TASK REQUIREMENTS — Locate the lines where "металлов" occurs and copy them as they stand.

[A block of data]
** start **
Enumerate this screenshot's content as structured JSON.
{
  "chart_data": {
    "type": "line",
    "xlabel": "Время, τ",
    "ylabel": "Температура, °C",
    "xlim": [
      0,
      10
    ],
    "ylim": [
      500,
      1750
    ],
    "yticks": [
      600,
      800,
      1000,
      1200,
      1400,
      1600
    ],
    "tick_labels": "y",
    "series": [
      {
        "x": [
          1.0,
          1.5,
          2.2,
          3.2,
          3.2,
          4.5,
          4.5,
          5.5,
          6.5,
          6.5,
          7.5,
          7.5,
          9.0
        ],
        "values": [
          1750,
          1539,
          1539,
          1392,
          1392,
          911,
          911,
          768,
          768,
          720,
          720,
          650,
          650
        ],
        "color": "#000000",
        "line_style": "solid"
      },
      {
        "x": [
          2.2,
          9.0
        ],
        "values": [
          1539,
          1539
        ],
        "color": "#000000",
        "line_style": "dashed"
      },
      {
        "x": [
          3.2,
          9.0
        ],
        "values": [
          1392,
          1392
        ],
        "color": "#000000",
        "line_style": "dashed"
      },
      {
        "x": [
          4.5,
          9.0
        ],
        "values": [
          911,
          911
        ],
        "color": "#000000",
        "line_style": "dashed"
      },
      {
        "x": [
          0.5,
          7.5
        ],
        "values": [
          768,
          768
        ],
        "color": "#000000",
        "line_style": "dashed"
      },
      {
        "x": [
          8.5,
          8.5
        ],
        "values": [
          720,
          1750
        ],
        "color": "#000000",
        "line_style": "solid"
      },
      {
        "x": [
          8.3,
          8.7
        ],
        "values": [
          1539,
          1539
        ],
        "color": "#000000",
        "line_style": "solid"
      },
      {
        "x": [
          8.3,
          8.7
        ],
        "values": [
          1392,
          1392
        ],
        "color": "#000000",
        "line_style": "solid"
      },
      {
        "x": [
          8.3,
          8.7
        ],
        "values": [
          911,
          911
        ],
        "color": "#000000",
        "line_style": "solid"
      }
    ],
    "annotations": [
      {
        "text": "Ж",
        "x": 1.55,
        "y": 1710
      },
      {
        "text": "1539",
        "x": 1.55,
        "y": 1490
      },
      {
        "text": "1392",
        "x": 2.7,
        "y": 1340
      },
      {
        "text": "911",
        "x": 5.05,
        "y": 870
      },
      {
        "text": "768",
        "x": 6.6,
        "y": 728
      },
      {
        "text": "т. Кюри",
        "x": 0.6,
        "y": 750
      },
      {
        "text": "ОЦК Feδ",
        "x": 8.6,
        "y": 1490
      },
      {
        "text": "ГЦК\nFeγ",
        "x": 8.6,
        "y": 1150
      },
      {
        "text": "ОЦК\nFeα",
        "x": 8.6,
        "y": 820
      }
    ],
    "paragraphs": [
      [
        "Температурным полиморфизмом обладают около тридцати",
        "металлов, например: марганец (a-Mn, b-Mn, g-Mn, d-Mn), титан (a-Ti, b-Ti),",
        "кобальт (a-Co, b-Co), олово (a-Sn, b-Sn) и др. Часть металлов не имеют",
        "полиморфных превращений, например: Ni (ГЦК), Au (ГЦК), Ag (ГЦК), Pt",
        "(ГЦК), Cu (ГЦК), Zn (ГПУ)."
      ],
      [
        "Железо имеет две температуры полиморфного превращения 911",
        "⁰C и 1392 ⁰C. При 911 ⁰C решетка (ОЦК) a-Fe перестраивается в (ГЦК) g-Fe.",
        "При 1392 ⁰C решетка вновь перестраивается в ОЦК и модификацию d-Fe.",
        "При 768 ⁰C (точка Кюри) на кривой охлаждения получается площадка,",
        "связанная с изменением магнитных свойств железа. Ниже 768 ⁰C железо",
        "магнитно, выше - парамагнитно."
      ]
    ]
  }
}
** end **
SOLUTION BELOW —
        "металлов, например: марганец (a-Mn, b-Mn, g-Mn, d-Mn), титан (a-Ti, b-Ti),",
        "кобальт (a-Co, b-Co), олово (a-Sn, b-Sn) и др. Часть металлов не имеют",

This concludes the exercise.